List each line of the data in which the string "给药方式" appears.
+++++
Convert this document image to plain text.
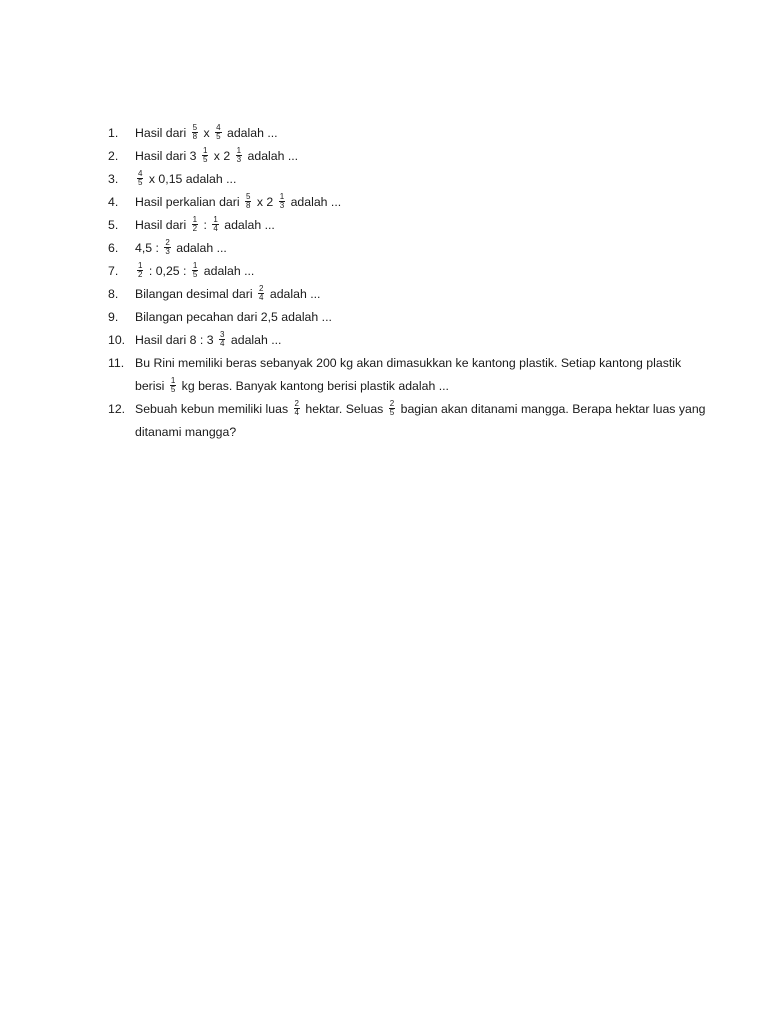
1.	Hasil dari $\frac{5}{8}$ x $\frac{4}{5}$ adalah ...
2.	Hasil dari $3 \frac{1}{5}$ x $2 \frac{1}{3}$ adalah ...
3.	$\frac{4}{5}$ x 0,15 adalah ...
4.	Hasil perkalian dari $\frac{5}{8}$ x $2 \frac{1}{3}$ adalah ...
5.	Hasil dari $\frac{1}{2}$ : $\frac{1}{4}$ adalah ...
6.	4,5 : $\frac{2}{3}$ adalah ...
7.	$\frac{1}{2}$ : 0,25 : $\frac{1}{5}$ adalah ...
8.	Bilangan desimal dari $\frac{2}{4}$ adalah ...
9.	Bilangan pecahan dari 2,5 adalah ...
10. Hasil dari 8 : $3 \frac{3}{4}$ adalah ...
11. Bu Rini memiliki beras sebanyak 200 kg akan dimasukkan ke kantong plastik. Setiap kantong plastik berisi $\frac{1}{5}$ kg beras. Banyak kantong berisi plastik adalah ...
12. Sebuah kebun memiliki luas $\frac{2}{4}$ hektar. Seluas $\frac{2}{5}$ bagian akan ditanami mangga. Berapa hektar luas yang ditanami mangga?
+++++
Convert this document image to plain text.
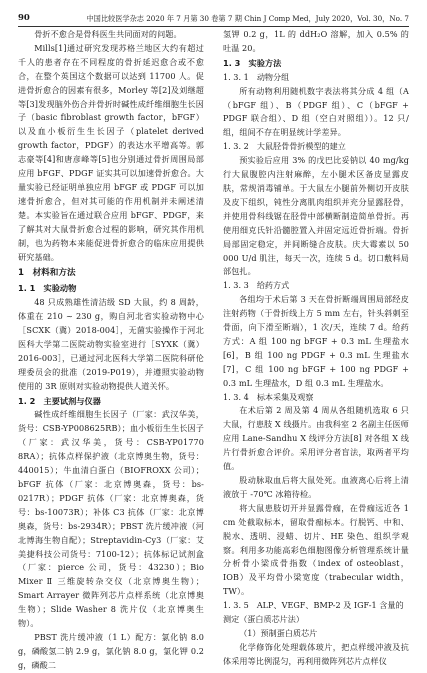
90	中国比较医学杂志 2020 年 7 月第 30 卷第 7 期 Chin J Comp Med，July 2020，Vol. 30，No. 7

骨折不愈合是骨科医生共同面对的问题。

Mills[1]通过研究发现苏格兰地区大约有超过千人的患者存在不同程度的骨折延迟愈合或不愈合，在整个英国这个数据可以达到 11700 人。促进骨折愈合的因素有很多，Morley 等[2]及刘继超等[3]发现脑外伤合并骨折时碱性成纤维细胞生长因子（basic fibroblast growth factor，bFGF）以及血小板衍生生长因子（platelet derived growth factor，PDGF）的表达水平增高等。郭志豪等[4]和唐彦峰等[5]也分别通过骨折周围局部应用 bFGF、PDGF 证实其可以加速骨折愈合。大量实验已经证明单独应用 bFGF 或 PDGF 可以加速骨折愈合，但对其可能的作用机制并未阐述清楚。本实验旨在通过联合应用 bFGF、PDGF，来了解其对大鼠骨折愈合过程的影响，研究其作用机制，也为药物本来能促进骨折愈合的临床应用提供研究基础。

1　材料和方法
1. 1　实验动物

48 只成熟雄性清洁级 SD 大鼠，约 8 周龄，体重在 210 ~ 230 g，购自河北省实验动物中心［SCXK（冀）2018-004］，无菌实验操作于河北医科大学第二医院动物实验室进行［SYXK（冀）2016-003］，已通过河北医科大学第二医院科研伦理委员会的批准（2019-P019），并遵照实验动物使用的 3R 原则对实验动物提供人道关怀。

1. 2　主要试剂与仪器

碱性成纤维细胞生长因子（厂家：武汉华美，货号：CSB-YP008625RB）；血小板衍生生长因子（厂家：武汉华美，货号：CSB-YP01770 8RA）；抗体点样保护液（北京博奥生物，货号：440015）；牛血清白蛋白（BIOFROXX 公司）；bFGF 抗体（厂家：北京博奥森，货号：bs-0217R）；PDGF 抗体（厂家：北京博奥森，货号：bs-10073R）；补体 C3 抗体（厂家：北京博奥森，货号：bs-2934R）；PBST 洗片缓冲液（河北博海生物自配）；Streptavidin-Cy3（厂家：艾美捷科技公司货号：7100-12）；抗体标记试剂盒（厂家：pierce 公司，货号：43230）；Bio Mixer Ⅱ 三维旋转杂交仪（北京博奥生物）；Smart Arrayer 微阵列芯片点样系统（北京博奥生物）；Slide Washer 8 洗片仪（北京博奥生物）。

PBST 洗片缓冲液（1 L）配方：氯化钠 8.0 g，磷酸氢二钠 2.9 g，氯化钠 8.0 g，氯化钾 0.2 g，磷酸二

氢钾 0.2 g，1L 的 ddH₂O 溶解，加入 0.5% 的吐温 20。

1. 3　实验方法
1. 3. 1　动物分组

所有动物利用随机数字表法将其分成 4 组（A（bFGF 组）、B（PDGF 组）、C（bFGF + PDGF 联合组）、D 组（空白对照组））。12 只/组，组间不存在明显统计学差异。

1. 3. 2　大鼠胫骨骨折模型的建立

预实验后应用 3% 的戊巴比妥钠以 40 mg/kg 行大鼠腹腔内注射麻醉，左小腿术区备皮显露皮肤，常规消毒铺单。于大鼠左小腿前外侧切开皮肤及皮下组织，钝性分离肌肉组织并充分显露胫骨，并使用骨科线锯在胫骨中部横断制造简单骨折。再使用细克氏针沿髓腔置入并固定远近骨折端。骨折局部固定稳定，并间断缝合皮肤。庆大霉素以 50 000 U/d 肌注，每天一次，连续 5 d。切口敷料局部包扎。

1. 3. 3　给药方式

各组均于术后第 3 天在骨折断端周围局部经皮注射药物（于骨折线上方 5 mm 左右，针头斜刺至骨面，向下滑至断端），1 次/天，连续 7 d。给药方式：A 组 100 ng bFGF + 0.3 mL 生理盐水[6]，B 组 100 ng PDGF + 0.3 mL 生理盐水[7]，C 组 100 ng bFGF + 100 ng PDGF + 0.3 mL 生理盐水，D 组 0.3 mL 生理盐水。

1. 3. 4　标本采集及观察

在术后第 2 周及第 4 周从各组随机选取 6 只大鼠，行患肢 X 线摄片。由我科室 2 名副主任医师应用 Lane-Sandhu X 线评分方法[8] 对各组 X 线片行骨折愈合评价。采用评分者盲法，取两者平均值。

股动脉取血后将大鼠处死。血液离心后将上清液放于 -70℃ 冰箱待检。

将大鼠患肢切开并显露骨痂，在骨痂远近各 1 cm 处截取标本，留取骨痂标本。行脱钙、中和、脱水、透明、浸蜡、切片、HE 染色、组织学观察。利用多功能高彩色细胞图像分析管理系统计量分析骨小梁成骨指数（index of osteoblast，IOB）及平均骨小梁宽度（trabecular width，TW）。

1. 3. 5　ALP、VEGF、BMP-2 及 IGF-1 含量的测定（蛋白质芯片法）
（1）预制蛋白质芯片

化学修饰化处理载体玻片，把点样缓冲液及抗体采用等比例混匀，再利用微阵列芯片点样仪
+++++
* ANSWER TO THIS PROBLEM *
1. 3. 3　给药方式
各组均于术后第 3 天在骨折断端周围局部经皮注射药物（于骨折线上方 5 mm 左右，针头斜刺至骨面，向下滑至断端），1 次/天，连续 7 d。给药方式：A 组 100 ng bFGF + 0.3 mL 生理盐水[6]，B 组 100 ng PDGF + 0.3 mL 生理盐水[7]，C 组 100 ng bFGF + 100 ng PDGF + 0.3 mL 生理盐水，D 组 0.3 mL 生理盐水。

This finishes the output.